**WHAT IS REQUIRED**
Show all lines holding the string "example".

[Data records]
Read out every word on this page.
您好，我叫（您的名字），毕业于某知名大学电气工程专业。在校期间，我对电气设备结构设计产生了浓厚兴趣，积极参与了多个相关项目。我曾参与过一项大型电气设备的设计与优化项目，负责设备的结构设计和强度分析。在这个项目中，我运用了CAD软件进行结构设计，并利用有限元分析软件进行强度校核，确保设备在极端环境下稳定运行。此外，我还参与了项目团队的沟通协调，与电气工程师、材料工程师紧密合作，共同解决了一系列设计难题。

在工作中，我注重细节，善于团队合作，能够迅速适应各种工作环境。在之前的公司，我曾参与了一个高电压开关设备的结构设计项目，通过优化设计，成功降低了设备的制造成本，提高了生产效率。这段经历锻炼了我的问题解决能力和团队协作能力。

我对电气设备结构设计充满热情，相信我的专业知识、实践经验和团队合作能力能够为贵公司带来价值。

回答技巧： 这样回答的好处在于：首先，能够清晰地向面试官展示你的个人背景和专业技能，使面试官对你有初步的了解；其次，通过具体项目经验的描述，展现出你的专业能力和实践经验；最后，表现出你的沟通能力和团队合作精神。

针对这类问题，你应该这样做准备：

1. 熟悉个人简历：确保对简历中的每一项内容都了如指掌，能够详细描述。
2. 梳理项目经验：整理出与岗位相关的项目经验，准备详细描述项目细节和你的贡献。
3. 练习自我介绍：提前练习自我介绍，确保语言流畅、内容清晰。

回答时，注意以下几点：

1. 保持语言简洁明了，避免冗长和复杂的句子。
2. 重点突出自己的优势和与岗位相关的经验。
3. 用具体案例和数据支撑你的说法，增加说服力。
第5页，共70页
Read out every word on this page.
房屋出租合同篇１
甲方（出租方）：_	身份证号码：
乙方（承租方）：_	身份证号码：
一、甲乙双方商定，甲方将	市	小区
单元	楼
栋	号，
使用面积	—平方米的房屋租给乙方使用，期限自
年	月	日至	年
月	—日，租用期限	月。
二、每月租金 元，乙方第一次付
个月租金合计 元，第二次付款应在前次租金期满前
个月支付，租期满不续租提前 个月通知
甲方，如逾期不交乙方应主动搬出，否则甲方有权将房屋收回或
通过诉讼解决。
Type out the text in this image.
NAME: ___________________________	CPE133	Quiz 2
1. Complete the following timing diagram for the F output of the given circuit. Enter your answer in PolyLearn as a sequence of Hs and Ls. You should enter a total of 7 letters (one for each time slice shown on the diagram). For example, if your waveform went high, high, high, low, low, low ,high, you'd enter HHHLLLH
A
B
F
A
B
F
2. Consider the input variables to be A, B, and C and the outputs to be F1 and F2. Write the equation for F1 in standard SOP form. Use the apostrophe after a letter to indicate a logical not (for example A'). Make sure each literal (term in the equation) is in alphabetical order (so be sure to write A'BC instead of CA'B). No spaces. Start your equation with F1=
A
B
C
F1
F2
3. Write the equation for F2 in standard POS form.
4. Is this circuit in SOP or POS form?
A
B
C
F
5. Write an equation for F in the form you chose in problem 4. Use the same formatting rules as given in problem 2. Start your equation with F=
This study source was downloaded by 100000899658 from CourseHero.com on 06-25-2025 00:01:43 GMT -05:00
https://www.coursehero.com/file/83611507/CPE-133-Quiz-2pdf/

**SOLUTION BELOW**
1. Complete the following timing diagram for the F output of the given circuit. Enter your answer in PolyLearn as a sequence of Hs and Ls. You should enter a total of 7 letters (one for each time slice shown on the diagram). For example, if your waveform went high, high, high, low, low, low ,high, you'd enter HHHLLLH
2. Consider the input variables to be A, B, and C and the outputs to be F1 and F2. Write the equation for F1 in standard SOP form. Use the apostrophe after a letter to indicate a logical not (for example A'). Make sure each literal (term in the equation) is in alphabetical order (so be sure to write A'BC instead of CA'B). No spaces. Start your equation with F1=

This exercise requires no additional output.